*Exercise brief:* Every line of the material below should be repeated exactly.

======== Data rows

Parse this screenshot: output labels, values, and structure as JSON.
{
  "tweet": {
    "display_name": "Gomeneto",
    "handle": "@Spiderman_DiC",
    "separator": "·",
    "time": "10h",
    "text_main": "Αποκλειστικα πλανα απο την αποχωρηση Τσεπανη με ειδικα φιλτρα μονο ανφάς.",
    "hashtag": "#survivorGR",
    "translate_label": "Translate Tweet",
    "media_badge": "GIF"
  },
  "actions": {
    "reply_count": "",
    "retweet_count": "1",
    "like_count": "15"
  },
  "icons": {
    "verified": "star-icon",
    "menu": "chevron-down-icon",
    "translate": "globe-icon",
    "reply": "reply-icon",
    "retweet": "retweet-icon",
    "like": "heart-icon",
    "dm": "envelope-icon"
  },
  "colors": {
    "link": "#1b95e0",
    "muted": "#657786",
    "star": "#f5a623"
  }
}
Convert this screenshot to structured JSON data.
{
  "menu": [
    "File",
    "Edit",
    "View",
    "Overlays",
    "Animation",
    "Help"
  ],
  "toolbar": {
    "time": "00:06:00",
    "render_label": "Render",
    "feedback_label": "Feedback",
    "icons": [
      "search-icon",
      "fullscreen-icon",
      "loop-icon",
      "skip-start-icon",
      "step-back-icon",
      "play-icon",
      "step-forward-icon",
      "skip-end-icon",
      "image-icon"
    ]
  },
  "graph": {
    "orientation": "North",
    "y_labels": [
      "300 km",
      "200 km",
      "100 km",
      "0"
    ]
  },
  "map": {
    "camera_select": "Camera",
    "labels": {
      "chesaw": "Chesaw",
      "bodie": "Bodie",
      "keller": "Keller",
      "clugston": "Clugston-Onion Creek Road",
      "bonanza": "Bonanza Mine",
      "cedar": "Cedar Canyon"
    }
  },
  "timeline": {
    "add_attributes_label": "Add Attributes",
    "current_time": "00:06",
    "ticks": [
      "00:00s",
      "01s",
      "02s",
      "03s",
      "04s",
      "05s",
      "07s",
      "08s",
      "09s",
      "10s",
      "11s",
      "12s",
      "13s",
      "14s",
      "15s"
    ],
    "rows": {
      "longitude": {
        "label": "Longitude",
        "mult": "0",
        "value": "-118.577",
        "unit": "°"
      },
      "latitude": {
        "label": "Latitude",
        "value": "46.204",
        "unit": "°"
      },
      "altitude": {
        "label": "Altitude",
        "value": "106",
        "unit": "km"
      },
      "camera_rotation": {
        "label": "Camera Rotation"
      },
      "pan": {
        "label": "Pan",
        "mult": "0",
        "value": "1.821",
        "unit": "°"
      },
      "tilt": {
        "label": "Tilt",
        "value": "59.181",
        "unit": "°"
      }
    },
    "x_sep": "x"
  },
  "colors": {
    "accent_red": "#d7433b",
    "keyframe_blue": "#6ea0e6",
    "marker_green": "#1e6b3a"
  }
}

================

*Task answer:*
Parse this screenshot: output labels, values, and structure as JSON.
{
  "tweet": {
    "display_name": "Gomeneto",
    "handle": "@Spiderman_DiC",
    "separator": "·",
    "time": "10h",
    "text_main": "Αποκλειστικα πλανα απο την αποχωρηση Τσεπανη με ειδικα φιλτρα μονο ανφάς.",
    "hashtag": "#survivorGR",
    "translate_label": "Translate Tweet",
    "media_badge": "GIF"
  },
  "actions": {
    "reply_count": "",
    "retweet_count": "1",
    "like_count": "15"
  },
  "icons": {
    "verified": "star-icon",
    "menu": "chevron-down-icon",
    "translate": "globe-icon",
    "reply": "reply-icon",
    "retweet": "retweet-icon",
    "like": "heart-icon",
    "dm": "envelope-icon"
  },
  "colors": {
    "link": "#1b95e0",
    "muted": "#657786",
    "star": "#f5a623"
  }
}
Convert this screenshot to structured JSON data.
{
  "menu": [
    "File",
    "Edit",
    "View",
    "Overlays",
    "Animation",
    "Help"
  ],
  "toolbar": {
    "time": "00:06:00",
    "render_label": "Render",
    "feedback_label": "Feedback",
    "icons": [
      "search-icon",
      "fullscreen-icon",
      "loop-icon",
      "skip-start-icon",
      "step-back-icon",
      "play-icon",
      "step-forward-icon",
      "skip-end-icon",
      "image-icon"
    ]
  },
  "graph": {
    "orientation": "North",
    "y_labels": [
      "300 km",
      "200 km",
      "100 km",
      "0"
    ]
  },
  "map": {
    "camera_select": "Camera",
    "labels": {
      "chesaw": "Chesaw",
      "bodie": "Bodie",
      "keller": "Keller",
      "clugston": "Clugston-Onion Creek Road",
      "bonanza": "Bonanza Mine",
      "cedar": "Cedar Canyon"
    }
  },
  "timeline": {
    "add_attributes_label": "Add Attributes",
    "current_time": "00:06",
    "ticks": [
      "00:00s",
      "01s",
      "02s",
      "03s",
      "04s",
      "05s",
      "07s",
      "08s",
      "09s",
      "10s",
      "11s",
      "12s",
      "13s",
      "14s",
      "15s"
    ],
    "rows": {
      "longitude": {
        "label": "Longitude",
        "mult": "0",
        "value": "-118.577",
        "unit": "°"
      },
      "latitude": {
        "label": "Latitude",
        "value": "46.204",
        "unit": "°"
      },
      "altitude": {
        "label": "Altitude",
        "value": "106",
        "unit": "km"
      },
      "camera_rotation": {
        "label": "Camera Rotation"
      },
      "pan": {
        "label": "Pan",
        "mult": "0",
        "value": "1.821",
        "unit": "°"
      },
      "tilt": {
        "label": "Tilt",
        "value": "59.181",
        "unit": "°"
      }
    },
    "x_sep": "x"
  },
  "colors": {
    "accent_red": "#d7433b",
    "keyframe_blue": "#6ea0e6",
    "marker_green": "#1e6b3a"
  }
}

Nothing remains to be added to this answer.